- GIVEN TASK: Find every line of the listing below where "سعيد" appears, and copy it.

[Data entries]
++++++++++

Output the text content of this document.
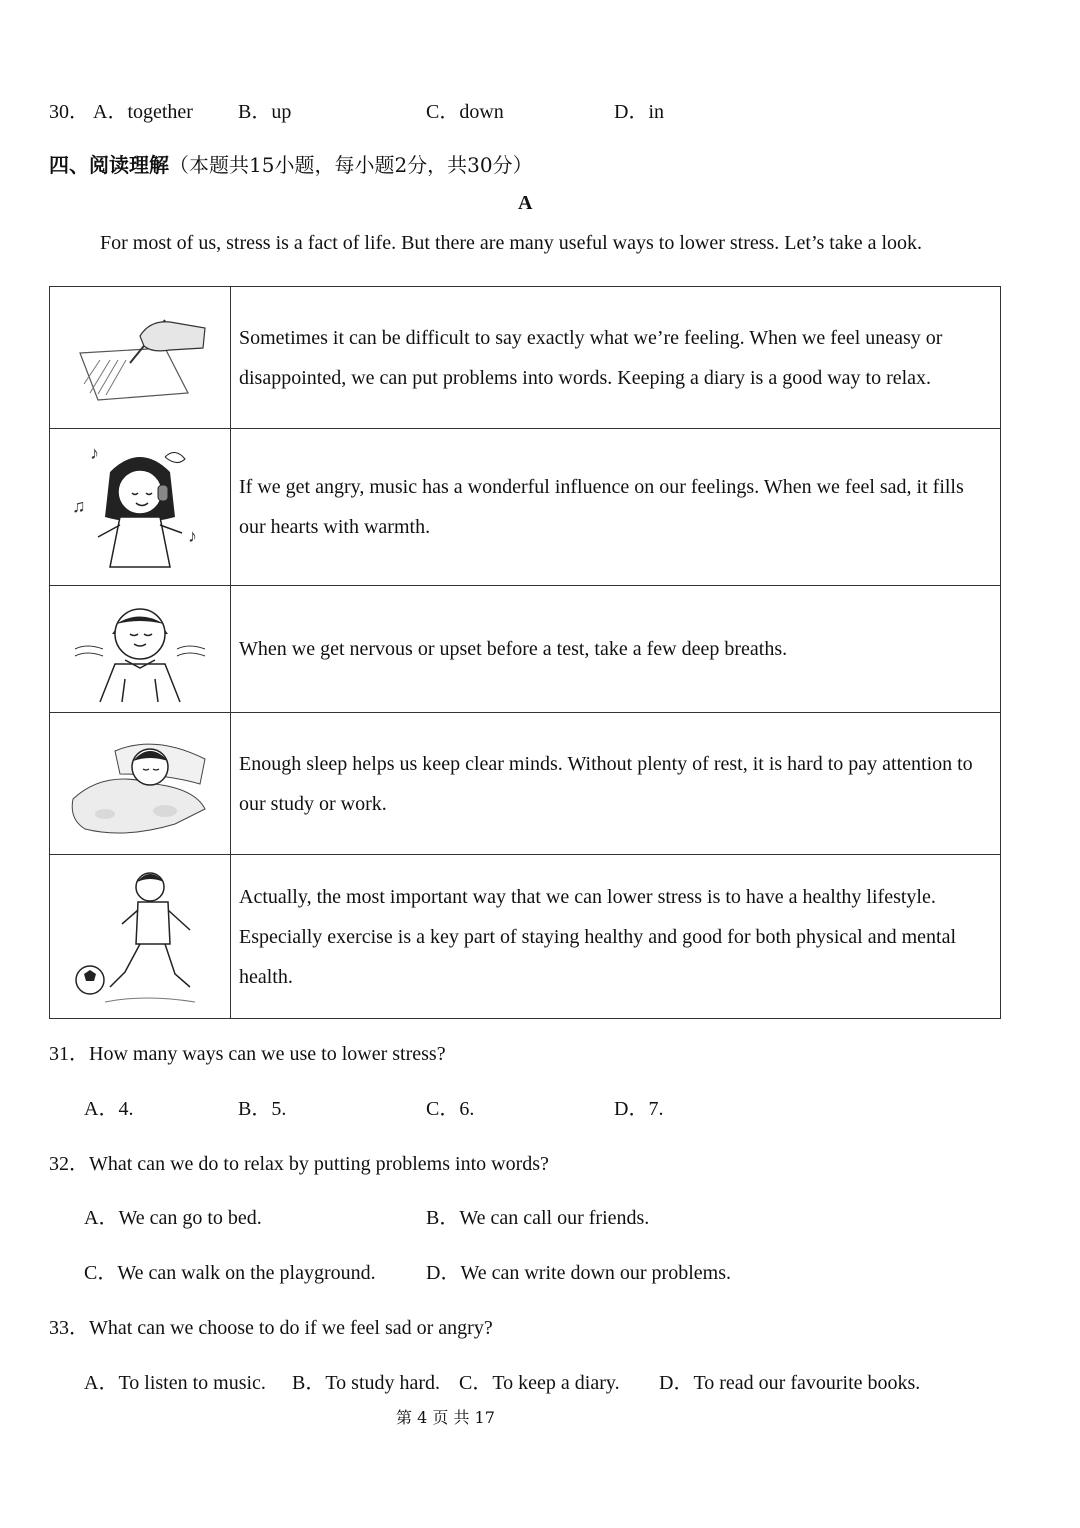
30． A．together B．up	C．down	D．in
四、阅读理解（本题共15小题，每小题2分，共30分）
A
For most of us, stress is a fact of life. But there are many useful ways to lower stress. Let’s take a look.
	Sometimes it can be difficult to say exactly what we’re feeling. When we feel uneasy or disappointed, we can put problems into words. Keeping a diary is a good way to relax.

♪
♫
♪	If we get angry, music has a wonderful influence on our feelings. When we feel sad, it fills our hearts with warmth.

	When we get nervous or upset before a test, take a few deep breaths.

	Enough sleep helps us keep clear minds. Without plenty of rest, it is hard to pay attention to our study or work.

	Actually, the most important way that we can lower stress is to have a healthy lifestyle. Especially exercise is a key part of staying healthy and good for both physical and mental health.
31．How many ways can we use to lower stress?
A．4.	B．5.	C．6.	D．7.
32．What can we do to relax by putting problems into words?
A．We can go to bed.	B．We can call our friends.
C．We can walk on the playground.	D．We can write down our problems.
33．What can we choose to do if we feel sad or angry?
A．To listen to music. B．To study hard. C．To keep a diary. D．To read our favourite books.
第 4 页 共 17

++++++++++

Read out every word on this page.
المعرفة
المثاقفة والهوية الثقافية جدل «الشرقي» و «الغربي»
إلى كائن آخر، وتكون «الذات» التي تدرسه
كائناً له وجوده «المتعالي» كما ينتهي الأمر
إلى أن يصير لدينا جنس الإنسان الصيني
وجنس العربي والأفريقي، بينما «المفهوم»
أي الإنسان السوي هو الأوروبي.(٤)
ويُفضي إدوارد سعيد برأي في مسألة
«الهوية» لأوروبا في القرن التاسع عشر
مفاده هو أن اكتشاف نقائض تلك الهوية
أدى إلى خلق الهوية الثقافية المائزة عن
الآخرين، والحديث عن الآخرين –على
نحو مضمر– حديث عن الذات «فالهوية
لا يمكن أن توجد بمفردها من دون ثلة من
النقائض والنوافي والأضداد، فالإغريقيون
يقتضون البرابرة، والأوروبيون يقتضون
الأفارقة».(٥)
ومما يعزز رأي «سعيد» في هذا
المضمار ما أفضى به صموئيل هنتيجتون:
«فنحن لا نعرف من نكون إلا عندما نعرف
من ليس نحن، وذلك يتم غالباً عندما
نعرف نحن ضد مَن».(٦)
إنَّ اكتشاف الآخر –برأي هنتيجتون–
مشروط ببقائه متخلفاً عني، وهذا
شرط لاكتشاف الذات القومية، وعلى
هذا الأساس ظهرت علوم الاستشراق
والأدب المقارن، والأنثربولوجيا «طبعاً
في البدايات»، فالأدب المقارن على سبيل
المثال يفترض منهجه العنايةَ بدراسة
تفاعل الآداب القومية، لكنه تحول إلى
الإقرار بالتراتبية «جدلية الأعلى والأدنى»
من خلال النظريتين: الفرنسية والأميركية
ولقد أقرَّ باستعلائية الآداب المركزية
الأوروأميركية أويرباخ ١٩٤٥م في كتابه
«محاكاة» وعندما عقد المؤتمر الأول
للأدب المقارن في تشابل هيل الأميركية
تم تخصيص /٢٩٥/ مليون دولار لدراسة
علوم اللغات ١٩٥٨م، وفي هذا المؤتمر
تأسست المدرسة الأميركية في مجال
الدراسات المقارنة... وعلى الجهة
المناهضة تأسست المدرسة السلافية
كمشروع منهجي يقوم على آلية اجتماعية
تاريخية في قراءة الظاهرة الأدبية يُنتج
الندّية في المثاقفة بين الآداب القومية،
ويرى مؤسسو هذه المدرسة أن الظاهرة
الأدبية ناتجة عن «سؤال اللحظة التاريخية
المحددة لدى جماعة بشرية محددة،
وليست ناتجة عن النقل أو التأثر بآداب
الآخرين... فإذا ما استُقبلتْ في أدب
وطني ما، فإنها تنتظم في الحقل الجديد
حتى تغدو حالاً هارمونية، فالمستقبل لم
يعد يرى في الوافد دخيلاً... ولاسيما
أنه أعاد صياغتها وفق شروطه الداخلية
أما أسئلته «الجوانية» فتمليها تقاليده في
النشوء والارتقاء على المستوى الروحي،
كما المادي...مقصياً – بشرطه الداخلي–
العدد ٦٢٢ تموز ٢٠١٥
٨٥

++++++++++

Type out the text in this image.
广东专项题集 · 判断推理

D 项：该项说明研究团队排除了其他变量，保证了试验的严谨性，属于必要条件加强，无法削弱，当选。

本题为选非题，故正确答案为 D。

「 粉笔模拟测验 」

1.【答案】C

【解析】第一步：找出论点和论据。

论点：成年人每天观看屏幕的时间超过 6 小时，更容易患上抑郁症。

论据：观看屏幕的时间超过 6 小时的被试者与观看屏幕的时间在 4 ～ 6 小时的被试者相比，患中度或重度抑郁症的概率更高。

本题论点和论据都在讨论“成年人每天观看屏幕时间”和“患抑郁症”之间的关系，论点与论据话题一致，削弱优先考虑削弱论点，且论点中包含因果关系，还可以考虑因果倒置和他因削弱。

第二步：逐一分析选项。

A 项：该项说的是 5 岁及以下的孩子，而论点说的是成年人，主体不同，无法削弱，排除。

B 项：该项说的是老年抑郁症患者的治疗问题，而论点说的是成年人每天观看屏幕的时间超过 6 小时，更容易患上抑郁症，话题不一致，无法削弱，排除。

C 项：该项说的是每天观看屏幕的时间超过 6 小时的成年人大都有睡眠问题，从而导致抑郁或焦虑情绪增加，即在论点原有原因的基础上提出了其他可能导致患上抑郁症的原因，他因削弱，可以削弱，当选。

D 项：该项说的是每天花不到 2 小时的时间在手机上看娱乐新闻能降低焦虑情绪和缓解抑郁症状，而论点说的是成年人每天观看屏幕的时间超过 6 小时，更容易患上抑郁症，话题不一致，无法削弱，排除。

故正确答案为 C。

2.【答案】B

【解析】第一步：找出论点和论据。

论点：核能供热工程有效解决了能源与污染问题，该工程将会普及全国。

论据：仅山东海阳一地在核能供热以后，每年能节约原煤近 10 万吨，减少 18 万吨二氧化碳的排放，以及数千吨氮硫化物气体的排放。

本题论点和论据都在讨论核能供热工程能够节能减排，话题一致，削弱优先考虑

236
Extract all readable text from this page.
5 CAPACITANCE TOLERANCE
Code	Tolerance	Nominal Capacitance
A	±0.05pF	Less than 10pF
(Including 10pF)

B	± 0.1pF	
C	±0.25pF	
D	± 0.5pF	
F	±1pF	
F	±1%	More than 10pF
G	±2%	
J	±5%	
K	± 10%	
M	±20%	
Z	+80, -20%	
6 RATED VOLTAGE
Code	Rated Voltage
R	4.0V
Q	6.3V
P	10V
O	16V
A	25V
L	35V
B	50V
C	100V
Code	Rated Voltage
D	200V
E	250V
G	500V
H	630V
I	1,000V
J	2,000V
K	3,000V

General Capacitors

++++++++++

- TASK RESPONSE:
ويُفضي إدوارد سعيد برأي في مسألة
ومما يعزز رأي «سعيد» في هذا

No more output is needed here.